Could you quote the data below word for word, from its first line through the line containing "authentication-heading: Authentication: [757, 121, 862, 139]", including that line?
— start of Entries shown —
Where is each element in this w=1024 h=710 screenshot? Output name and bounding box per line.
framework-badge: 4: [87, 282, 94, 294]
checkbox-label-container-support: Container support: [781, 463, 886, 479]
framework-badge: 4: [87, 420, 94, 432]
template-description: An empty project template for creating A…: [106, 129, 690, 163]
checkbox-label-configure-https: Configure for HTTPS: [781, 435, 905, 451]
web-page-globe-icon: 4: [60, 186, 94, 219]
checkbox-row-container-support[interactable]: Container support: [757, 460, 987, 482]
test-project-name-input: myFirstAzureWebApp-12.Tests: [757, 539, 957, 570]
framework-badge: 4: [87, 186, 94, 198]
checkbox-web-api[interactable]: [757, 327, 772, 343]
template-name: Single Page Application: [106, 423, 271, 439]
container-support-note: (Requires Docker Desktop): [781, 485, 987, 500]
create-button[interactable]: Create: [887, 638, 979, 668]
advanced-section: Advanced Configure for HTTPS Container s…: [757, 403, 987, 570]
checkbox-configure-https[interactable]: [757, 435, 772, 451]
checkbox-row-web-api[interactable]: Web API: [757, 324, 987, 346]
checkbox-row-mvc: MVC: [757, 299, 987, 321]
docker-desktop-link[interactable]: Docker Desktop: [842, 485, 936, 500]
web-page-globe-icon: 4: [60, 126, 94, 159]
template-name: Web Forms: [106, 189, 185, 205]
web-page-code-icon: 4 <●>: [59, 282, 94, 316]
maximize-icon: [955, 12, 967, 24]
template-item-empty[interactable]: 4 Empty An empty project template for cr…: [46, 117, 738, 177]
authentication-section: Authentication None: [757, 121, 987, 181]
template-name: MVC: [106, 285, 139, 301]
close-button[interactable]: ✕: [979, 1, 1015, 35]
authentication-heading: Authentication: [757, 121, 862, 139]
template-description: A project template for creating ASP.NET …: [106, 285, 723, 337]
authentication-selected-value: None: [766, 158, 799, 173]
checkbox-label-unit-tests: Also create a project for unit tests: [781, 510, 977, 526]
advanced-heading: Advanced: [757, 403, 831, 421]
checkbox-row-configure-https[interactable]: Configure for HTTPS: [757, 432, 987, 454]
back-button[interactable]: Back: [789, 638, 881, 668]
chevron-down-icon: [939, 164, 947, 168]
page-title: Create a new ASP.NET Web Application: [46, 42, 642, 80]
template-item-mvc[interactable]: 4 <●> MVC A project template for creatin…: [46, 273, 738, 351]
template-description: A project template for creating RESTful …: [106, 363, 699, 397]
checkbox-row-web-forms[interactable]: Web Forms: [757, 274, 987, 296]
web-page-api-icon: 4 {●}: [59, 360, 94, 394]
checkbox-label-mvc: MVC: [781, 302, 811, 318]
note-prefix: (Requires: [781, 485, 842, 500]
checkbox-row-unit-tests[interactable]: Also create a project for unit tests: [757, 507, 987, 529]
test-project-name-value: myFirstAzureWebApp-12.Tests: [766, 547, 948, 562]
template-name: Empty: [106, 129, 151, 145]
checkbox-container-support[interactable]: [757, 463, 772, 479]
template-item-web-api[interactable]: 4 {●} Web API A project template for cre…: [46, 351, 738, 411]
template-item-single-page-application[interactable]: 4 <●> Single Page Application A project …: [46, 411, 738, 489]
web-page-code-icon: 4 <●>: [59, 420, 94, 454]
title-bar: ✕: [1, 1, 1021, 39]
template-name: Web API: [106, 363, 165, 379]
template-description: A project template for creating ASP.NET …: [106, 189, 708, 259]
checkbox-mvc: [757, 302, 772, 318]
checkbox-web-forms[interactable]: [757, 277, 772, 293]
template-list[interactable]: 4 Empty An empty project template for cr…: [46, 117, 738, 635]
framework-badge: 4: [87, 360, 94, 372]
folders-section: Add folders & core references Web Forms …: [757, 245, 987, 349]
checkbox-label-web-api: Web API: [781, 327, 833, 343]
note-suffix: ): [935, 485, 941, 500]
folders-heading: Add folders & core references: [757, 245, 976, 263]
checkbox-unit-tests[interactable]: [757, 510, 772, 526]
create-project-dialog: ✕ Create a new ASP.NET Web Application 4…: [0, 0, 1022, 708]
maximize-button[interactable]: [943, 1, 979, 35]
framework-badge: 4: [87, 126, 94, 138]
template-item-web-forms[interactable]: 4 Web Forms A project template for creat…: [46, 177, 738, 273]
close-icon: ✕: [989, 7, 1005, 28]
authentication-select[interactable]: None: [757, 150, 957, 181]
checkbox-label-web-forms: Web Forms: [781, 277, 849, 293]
— end of Entries shown —
» Exercise solution
Where is each element in this w=1024 h=710 screenshot? Output name and bounding box per line.
framework-badge: 4: [87, 282, 94, 294]
checkbox-label-container-support: Container support: [781, 463, 886, 479]
framework-badge: 4: [87, 420, 94, 432]
template-description: An empty project template for creating A…: [106, 129, 690, 163]
checkbox-label-configure-https: Configure for HTTPS: [781, 435, 905, 451]
web-page-globe-icon: 4: [60, 186, 94, 219]
checkbox-row-container-support[interactable]: Container support: [757, 460, 987, 482]
test-project-name-input: myFirstAzureWebApp-12.Tests: [757, 539, 957, 570]
framework-badge: 4: [87, 186, 94, 198]
checkbox-web-api[interactable]: [757, 327, 772, 343]
template-name: Single Page Application: [106, 423, 271, 439]
container-support-note: (Requires Docker Desktop): [781, 485, 987, 500]
create-button[interactable]: Create: [887, 638, 979, 668]
advanced-section: Advanced Configure for HTTPS Container s…: [757, 403, 987, 570]
checkbox-configure-https[interactable]: [757, 435, 772, 451]
checkbox-row-web-api[interactable]: Web API: [757, 324, 987, 346]
checkbox-row-mvc: MVC: [757, 299, 987, 321]
docker-desktop-link[interactable]: Docker Desktop: [842, 485, 936, 500]
web-page-globe-icon: 4: [60, 126, 94, 159]
template-name: Web Forms: [106, 189, 185, 205]
web-page-code-icon: 4 <●>: [59, 282, 94, 316]
maximize-icon: [955, 12, 967, 24]
template-item-empty[interactable]: 4 Empty An empty project template for cr…: [46, 117, 738, 177]
authentication-section: Authentication None: [757, 121, 987, 181]
template-name: MVC: [106, 285, 139, 301]
close-button[interactable]: ✕: [979, 1, 1015, 35]
authentication-heading: Authentication: [757, 121, 862, 139]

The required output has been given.